→ EXERCISE
For the records below, say how many lines contain the string "subtitle". Give the number only.

══ EXCERPTED DATA

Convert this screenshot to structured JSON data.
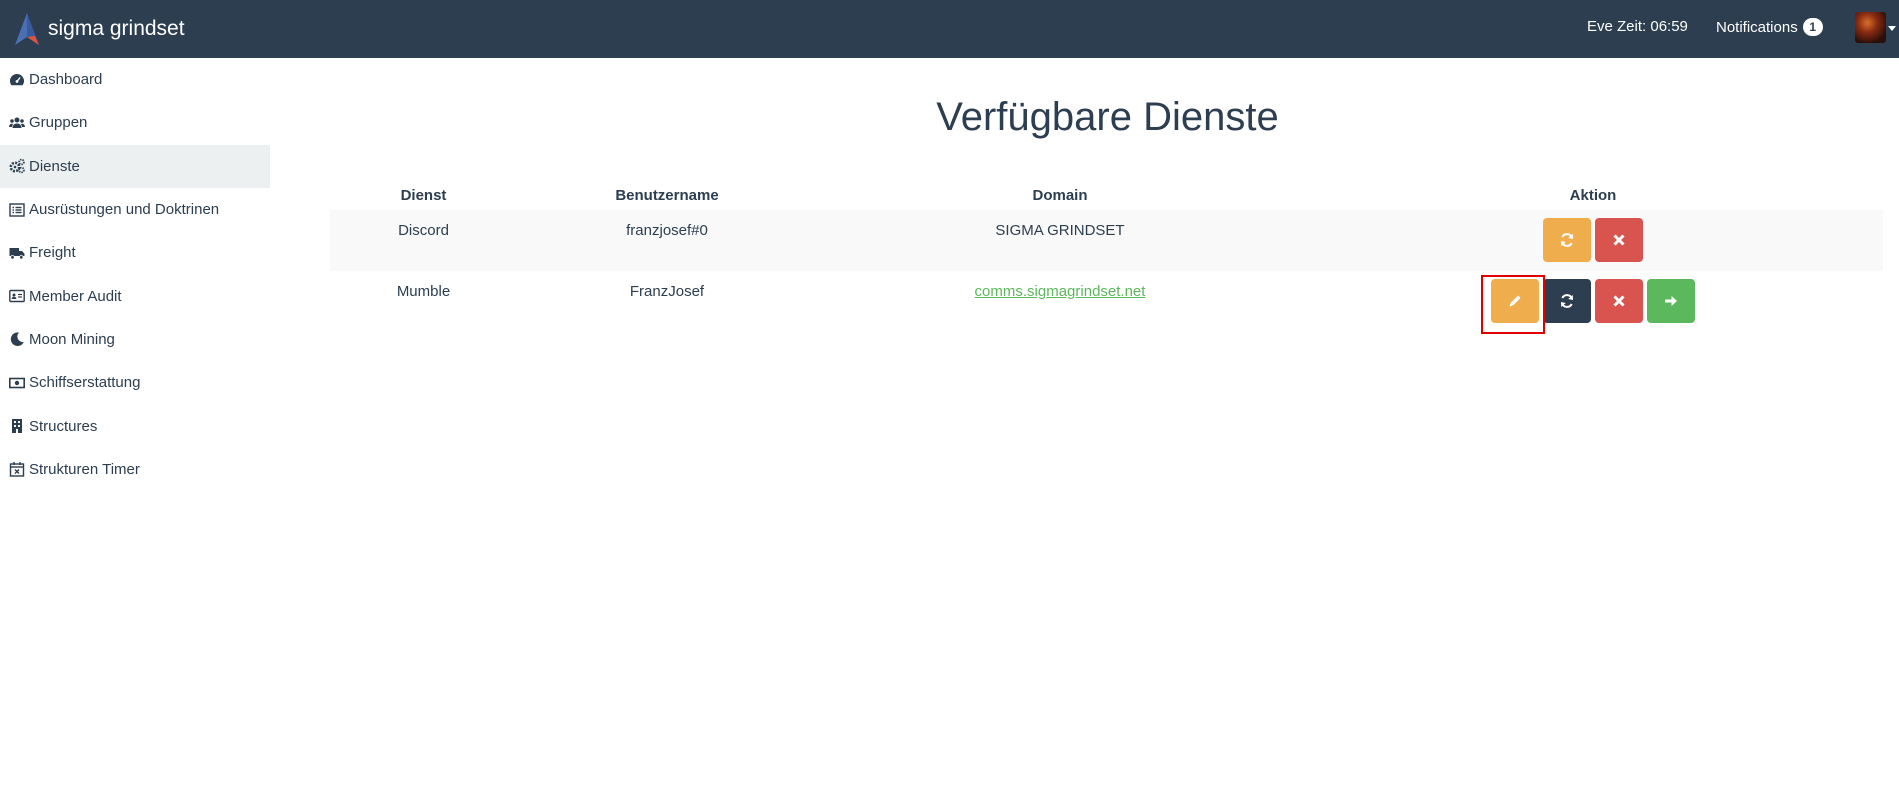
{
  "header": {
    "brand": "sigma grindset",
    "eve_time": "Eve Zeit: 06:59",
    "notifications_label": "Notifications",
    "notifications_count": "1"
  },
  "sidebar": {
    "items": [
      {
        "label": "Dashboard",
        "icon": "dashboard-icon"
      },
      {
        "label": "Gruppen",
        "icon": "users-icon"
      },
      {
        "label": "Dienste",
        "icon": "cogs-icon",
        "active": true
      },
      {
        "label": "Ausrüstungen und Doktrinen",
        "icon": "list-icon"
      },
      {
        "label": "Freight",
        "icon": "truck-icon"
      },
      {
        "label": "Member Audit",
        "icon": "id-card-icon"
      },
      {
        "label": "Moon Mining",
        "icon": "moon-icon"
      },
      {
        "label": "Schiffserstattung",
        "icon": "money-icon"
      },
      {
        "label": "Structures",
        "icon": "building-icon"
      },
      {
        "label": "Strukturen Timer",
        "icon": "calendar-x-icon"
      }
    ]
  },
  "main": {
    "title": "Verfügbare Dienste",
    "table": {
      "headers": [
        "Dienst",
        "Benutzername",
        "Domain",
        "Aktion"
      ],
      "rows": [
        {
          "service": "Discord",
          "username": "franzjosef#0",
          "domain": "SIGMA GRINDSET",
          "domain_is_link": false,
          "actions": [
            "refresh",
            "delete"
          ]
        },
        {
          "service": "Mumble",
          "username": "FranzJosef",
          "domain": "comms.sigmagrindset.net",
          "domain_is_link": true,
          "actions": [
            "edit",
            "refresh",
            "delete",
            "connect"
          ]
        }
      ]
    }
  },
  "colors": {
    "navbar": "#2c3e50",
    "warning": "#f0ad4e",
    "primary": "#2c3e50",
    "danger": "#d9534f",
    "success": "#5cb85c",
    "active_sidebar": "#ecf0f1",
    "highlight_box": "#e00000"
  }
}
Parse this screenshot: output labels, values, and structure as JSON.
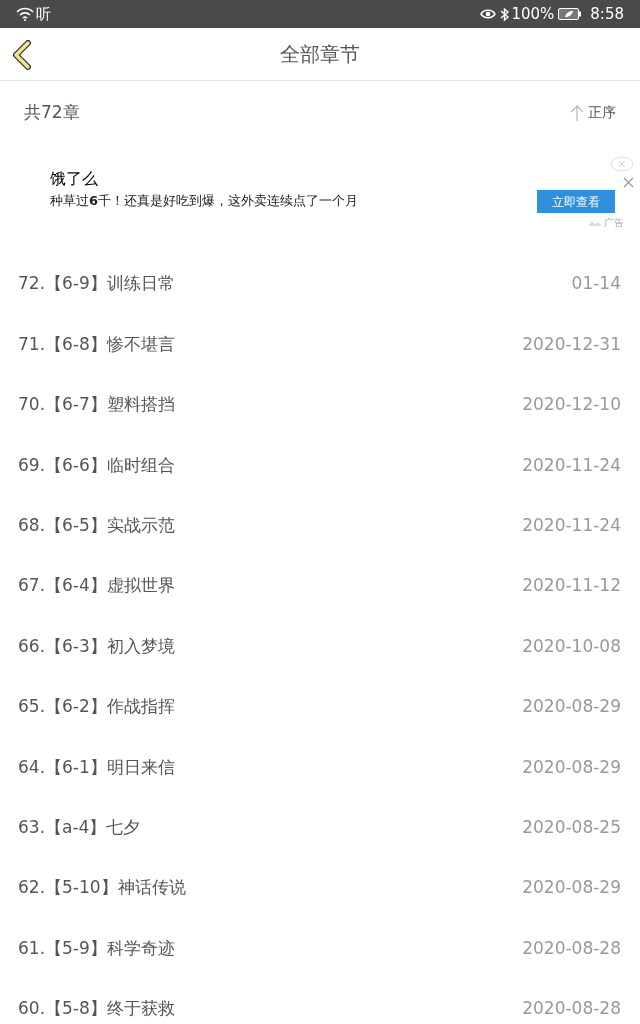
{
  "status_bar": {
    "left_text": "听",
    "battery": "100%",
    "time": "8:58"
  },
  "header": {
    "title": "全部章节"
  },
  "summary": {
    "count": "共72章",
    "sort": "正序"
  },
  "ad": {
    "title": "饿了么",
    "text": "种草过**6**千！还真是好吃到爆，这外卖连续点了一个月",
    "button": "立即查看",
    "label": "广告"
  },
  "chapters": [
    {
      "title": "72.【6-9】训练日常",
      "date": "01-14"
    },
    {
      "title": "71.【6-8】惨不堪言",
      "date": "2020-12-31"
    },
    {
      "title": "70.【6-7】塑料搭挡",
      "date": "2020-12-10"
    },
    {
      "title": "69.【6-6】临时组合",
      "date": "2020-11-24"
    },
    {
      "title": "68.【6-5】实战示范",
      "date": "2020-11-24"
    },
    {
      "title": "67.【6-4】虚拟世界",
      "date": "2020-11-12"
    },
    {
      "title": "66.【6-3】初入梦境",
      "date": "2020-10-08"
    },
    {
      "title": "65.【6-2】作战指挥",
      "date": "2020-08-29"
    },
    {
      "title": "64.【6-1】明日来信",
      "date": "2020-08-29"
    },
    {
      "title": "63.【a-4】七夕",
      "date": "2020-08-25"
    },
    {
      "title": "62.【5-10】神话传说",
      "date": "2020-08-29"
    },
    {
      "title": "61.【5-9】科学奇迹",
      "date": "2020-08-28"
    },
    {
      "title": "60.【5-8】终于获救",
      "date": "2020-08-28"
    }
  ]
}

════
══ EXCERPTED DATA

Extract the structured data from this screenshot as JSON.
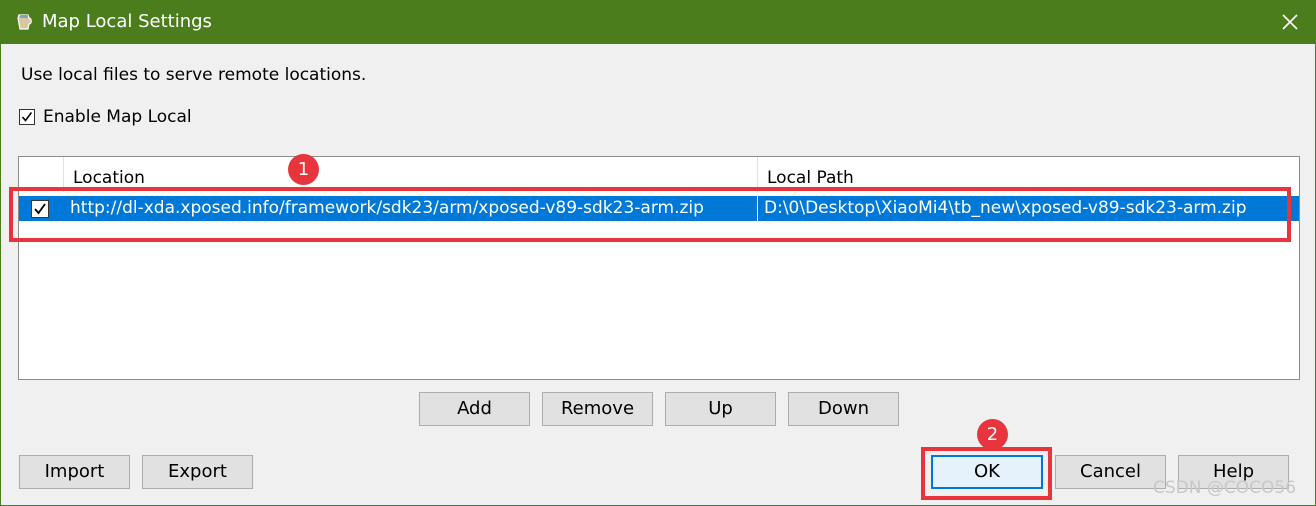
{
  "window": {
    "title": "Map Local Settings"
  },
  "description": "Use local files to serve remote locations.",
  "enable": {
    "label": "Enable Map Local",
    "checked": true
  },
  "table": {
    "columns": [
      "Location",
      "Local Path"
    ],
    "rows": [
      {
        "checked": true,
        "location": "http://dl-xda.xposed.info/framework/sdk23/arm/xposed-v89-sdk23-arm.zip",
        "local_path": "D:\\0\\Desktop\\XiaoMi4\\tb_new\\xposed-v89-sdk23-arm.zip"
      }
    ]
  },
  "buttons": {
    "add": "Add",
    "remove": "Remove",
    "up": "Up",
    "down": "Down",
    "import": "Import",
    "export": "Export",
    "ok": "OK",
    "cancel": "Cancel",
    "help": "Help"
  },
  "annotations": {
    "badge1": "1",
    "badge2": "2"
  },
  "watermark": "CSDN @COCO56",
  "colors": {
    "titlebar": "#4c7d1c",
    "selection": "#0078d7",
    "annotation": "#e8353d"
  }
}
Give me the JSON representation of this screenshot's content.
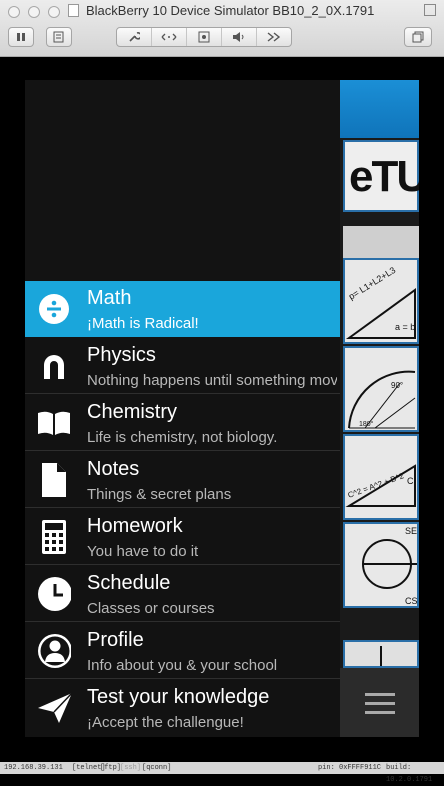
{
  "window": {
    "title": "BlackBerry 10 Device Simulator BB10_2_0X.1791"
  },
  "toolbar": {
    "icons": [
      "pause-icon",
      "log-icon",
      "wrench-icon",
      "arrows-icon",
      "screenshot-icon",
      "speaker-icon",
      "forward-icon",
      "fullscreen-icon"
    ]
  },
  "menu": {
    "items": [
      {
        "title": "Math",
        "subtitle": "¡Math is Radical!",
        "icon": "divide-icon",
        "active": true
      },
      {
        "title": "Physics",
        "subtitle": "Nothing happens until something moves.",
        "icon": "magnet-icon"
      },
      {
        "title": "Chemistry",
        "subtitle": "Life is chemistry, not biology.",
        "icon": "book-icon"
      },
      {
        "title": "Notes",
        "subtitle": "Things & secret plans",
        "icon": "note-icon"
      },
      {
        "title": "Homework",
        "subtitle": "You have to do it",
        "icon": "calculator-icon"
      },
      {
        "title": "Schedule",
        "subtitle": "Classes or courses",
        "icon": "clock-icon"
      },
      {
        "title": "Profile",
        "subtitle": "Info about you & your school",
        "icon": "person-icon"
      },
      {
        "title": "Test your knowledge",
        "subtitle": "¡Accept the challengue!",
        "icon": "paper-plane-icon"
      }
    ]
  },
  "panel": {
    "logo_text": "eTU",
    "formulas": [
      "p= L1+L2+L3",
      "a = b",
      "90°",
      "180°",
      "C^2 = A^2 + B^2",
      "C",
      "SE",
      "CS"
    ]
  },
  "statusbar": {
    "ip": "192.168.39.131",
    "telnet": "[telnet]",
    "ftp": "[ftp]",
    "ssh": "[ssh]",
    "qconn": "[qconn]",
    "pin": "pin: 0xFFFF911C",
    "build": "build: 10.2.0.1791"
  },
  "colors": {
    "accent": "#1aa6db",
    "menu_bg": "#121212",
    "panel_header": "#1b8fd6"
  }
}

════

→ SOLUTION BELOW
8